== Instruction ==
Transcribe every line, keeping it exact.

===============

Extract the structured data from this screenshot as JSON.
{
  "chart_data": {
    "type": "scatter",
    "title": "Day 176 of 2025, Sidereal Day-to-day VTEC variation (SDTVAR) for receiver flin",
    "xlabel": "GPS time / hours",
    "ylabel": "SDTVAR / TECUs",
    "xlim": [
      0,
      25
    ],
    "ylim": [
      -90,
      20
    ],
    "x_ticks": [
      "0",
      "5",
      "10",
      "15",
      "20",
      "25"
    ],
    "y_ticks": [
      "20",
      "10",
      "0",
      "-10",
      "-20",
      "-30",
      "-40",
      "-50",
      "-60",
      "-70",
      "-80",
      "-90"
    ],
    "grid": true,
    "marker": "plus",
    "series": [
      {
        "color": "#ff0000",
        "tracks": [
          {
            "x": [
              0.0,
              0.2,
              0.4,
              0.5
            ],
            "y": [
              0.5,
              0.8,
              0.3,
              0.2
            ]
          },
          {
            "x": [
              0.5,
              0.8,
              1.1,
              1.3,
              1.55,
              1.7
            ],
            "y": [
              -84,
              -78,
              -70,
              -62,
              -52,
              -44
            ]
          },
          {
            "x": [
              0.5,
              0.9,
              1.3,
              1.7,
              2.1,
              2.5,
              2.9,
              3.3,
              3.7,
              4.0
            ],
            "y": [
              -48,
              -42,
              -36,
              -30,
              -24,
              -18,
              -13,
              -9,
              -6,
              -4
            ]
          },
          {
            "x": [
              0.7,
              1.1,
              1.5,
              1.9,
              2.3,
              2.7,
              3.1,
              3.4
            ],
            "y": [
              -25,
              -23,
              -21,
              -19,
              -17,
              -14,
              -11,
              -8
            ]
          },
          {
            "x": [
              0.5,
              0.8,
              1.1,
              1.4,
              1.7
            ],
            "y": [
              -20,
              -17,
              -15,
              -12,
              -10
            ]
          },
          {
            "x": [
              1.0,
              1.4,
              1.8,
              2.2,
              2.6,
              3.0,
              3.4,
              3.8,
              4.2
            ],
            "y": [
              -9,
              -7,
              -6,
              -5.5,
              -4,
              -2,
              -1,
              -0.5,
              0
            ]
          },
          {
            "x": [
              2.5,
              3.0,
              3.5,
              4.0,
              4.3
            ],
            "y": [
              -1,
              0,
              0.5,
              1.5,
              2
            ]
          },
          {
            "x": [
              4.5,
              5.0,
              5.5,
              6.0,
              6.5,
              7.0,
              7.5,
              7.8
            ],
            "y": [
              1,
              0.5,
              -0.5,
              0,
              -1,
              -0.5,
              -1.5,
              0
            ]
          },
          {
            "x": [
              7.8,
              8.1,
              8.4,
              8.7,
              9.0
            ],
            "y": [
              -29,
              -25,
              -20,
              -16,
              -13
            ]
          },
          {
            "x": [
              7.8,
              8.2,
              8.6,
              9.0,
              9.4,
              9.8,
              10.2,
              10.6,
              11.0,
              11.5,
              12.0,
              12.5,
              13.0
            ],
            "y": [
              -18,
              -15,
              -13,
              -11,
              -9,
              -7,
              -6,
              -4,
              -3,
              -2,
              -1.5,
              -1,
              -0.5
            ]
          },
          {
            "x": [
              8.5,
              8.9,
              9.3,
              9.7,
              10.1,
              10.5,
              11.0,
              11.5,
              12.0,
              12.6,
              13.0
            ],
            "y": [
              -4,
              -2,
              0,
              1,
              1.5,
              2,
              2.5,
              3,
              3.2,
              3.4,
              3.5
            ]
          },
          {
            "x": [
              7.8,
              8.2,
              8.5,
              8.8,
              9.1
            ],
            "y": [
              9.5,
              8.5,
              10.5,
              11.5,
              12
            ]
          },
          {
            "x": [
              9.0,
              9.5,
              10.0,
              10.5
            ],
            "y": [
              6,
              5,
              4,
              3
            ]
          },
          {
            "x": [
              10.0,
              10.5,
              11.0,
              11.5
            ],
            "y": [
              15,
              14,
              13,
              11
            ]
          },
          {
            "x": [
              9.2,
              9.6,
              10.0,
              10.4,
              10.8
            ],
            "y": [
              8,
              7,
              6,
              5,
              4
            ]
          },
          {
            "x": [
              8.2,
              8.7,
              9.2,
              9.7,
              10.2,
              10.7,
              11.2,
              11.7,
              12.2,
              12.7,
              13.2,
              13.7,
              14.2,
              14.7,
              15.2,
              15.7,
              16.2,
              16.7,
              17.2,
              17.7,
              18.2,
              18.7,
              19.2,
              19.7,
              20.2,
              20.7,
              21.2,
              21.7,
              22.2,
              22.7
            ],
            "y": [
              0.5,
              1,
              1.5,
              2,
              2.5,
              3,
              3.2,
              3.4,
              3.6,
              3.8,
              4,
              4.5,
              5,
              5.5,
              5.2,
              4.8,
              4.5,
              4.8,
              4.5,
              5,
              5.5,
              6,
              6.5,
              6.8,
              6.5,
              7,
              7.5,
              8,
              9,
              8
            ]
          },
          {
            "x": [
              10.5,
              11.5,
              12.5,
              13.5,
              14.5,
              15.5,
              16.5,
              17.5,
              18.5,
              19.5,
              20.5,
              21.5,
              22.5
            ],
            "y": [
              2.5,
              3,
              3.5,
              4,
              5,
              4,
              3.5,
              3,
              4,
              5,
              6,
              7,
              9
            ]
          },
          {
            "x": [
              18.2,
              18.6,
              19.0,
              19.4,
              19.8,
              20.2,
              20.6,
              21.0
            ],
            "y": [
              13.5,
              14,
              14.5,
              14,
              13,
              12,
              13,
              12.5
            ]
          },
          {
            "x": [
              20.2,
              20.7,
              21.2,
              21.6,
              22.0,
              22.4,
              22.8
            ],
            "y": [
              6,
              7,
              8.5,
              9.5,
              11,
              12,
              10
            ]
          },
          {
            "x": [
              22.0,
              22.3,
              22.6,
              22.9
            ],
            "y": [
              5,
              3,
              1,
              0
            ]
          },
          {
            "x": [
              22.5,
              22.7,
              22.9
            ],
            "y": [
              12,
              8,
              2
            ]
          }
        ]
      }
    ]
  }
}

===============

== Reply ==
Extract the structured data from this screenshot as JSON.
{
  "chart_data": {
    "type": "scatter",
    "title": "Day 176 of 2025, Sidereal Day-to-day VTEC variation (SDTVAR) for receiver flin",
    "xlabel": "GPS time / hours",
    "ylabel": "SDTVAR / TECUs",
    "xlim": [
      0,
      25
    ],
    "ylim": [
      -90,
      20
    ],
    "x_ticks": [
      "0",
      "5",
      "10",
      "15",
      "20",
      "25"
    ],
    "y_ticks": [
      "20",
      "10",
      "0",
      "-10",
      "-20",
      "-30",
      "-40",
      "-50",
      "-60",
      "-70",
      "-80",
      "-90"
    ],
    "grid": true,
    "marker": "plus",
    "series": [
      {
        "color": "#ff0000",
        "tracks": [
          {
            "x": [
              0.0,
              0.2,
              0.4,
              0.5
            ],
            "y": [
              0.5,
              0.8,
              0.3,
              0.2
            ]
          },
          {
            "x": [
              0.5,
              0.8,
              1.1,
              1.3,
              1.55,
              1.7
            ],
            "y": [
              -84,
              -78,
              -70,
              -62,
              -52,
              -44
            ]
          },
          {
            "x": [
              0.5,
              0.9,
              1.3,
              1.7,
              2.1,
              2.5,
              2.9,
              3.3,
              3.7,
              4.0
            ],
            "y": [
              -48,
              -42,
              -36,
              -30,
              -24,
              -18,
              -13,
              -9,
              -6,
              -4
            ]
          },
          {
            "x": [
              0.7,
              1.1,
              1.5,
              1.9,
              2.3,
              2.7,
              3.1,
              3.4
            ],
            "y": [
              -25,
              -23,
              -21,
              -19,
              -17,
              -14,
              -11,
              -8
            ]
          },
          {
            "x": [
              0.5,
              0.8,
              1.1,
              1.4,
              1.7
            ],
            "y": [
              -20,
              -17,
              -15,
              -12,
              -10
            ]
          },
          {
            "x": [
              1.0,
              1.4,
              1.8,
              2.2,
              2.6,
              3.0,
              3.4,
              3.8,
              4.2
            ],
            "y": [
              -9,
              -7,
              -6,
              -5.5,
              -4,
              -2,
              -1,
              -0.5,
              0
            ]
          },
          {
            "x": [
              2.5,
              3.0,
              3.5,
              4.0,
              4.3
            ],
            "y": [
              -1,
              0,
              0.5,
              1.5,
              2
            ]
          },
          {
            "x": [
              4.5,
              5.0,
              5.5,
              6.0,
              6.5,
              7.0,
              7.5,
              7.8
            ],
            "y": [
              1,
              0.5,
              -0.5,
              0,
              -1,
              -0.5,
              -1.5,
              0
            ]
          },
          {
            "x": [
              7.8,
              8.1,
              8.4,
              8.7,
              9.0
            ],
            "y": [
              -29,
              -25,
              -20,
              -16,
              -13
            ]
          },
          {
            "x": [
              7.8,
              8.2,
              8.6,
              9.0,
              9.4,
              9.8,
              10.2,
              10.6,
              11.0,
              11.5,
              12.0,
              12.5,
              13.0
            ],
            "y": [
              -18,
              -15,
              -13,
              -11,
              -9,
              -7,
              -6,
              -4,
              -3,
              -2,
              -1.5,
              -1,
              -0.5
            ]
          },
          {
            "x": [
              8.5,
              8.9,
              9.3,
              9.7,
              10.1,
              10.5,
              11.0,
              11.5,
              12.0,
              12.6,
              13.0
            ],
            "y": [
              -4,
              -2,
              0,
              1,
              1.5,
              2,
              2.5,
              3,
              3.2,
              3.4,
              3.5
            ]
          },
          {
            "x": [
              7.8,
              8.2,
              8.5,
              8.8,
              9.1
            ],
            "y": [
              9.5,
              8.5,
              10.5,
              11.5,
              12
            ]
          },
          {
            "x": [
              9.0,
              9.5,
              10.0,
              10.5
            ],
            "y": [
              6,
              5,
              4,
              3
            ]
          },
          {
            "x": [
              10.0,
              10.5,
              11.0,
              11.5
            ],
            "y": [
              15,
              14,
              13,
              11
            ]
          },
          {
            "x": [
              9.2,
              9.6,
              10.0,
              10.4,
              10.8
            ],
            "y": [
              8,
              7,
              6,
              5,
              4
            ]
          },
          {
            "x": [
              8.2,
              8.7,
              9.2,
              9.7,
              10.2,
              10.7,
              11.2,
              11.7,
              12.2,
              12.7,
              13.2,
              13.7,
              14.2,
              14.7,
              15.2,
              15.7,
              16.2,
              16.7,
              17.2,
              17.7,
              18.2,
              18.7,
              19.2,
              19.7,
              20.2,
              20.7,
              21.2,
              21.7,
              22.2,
              22.7
            ],
            "y": [
              0.5,
              1,
              1.5,
              2,
              2.5,
              3,
              3.2,
              3.4,
              3.6,
              3.8,
              4,
              4.5,
              5,
              5.5,
              5.2,
              4.8,
              4.5,
              4.8,
              4.5,
              5,
              5.5,
              6,
              6.5,
              6.8,
              6.5,
              7,
              7.5,
              8,
              9,
              8
            ]
          },
          {
            "x": [
              10.5,
              11.5,
              12.5,
              13.5,
              14.5,
              15.5,
              16.5,
              17.5,
              18.5,
              19.5,
              20.5,
              21.5,
              22.5
            ],
            "y": [
              2.5,
              3,
              3.5,
              4,
              5,
              4,
              3.5,
              3,
              4,
              5,
              6,
              7,
              9
            ]
          },
          {
            "x": [
              18.2,
              18.6,
              19.0,
              19.4,
              19.8,
              20.2,
              20.6,
              21.0
            ],
            "y": [
              13.5,
              14,
              14.5,
              14,
              13,
              12,
              13,
              12.5
            ]
          },
          {
            "x": [
              20.2,
              20.7,
              21.2,
              21.6,
              22.0,
              22.4,
              22.8
            ],
            "y": [
              6,
              7,
              8.5,
              9.5,
              11,
              12,
              10
            ]
          },
          {
            "x": [
              22.0,
              22.3,
              22.6,
              22.9
            ],
            "y": [
              5,
              3,
              1,
              0
            ]
          },
          {
            "x": [
              22.5,
              22.7,
              22.9
            ],
            "y": [
              12,
              8,
              2
            ]
          }
        ]
      }
    ]
  }
}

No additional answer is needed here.